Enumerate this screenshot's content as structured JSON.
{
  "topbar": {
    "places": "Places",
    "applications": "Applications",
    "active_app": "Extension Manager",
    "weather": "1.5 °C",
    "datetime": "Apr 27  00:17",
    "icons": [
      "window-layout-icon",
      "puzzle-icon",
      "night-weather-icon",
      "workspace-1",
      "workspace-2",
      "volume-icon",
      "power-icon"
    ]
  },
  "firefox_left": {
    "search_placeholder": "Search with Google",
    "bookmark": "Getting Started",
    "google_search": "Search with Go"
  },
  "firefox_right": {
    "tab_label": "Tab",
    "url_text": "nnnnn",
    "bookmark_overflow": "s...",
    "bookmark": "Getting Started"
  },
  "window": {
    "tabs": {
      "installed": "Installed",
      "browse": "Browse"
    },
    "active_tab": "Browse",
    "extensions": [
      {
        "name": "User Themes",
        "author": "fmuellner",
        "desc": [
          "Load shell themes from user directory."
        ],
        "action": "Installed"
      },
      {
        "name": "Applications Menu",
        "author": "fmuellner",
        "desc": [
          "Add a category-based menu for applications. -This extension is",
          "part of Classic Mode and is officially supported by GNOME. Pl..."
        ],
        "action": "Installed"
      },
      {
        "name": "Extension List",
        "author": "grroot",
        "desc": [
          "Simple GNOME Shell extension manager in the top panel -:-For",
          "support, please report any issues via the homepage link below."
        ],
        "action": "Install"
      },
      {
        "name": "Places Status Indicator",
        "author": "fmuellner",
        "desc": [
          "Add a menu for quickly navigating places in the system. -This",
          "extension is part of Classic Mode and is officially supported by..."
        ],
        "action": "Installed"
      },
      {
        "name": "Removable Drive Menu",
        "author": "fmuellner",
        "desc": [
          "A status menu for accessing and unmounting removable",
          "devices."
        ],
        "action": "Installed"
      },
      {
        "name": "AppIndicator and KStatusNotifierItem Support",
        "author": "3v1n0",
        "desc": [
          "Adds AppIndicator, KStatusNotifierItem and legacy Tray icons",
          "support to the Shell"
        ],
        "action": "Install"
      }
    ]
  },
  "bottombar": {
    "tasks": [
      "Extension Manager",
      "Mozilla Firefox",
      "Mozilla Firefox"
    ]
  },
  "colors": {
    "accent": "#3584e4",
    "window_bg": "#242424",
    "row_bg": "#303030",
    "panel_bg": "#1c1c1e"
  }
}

▶ **Problem to solve**
Write down every line of the data exactly as it appears above.

▶ **The solution**
Enumerate this screenshot's content as structured JSON.
{
  "topbar": {
    "places": "Places",
    "applications": "Applications",
    "active_app": "Extension Manager",
    "weather": "1.5 °C",
    "datetime": "Apr 27  00:17",
    "icons": [
      "window-layout-icon",
      "puzzle-icon",
      "night-weather-icon",
      "workspace-1",
      "workspace-2",
      "volume-icon",
      "power-icon"
    ]
  },
  "firefox_left": {
    "search_placeholder": "Search with Google",
    "bookmark": "Getting Started",
    "google_search": "Search with Go"
  },
  "firefox_right": {
    "tab_label": "Tab",
    "url_text": "nnnnn",
    "bookmark_overflow": "s...",
    "bookmark": "Getting Started"
  },
  "window": {
    "tabs": {
      "installed": "Installed",
      "browse": "Browse"
    },
    "active_tab": "Browse",
    "extensions": [
      {
        "name": "User Themes",
        "author": "fmuellner",
        "desc": [
          "Load shell themes from user directory."
        ],
        "action": "Installed"
      },
      {
        "name": "Applications Menu",
        "author": "fmuellner",
        "desc": [
          "Add a category-based menu for applications. -This extension is",
          "part of Classic Mode and is officially supported by GNOME. Pl..."
        ],
        "action": "Installed"
      },
      {
        "name": "Extension List",
        "author": "grroot",
        "desc": [
          "Simple GNOME Shell extension manager in the top panel -:-For",
          "support, please report any issues via the homepage link below."
        ],
        "action": "Install"
      },
      {
        "name": "Places Status Indicator",
        "author": "fmuellner",
        "desc": [
          "Add a menu for quickly navigating places in the system. -This",
          "extension is part of Classic Mode and is officially supported by..."
        ],
        "action": "Installed"
      },
      {
        "name": "Removable Drive Menu",
        "author": "fmuellner",
        "desc": [
          "A status menu for accessing and unmounting removable",
          "devices."
        ],
        "action": "Installed"
      },
      {
        "name": "AppIndicator and KStatusNotifierItem Support",
        "author": "3v1n0",
        "desc": [
          "Adds AppIndicator, KStatusNotifierItem and legacy Tray icons",
          "support to the Shell"
        ],
        "action": "Install"
      }
    ]
  },
  "bottombar": {
    "tasks": [
      "Extension Manager",
      "Mozilla Firefox",
      "Mozilla Firefox"
    ]
  },
  "colors": {
    "accent": "#3584e4",
    "window_bg": "#242424",
    "row_bg": "#303030",
    "panel_bg": "#1c1c1e"
  }
}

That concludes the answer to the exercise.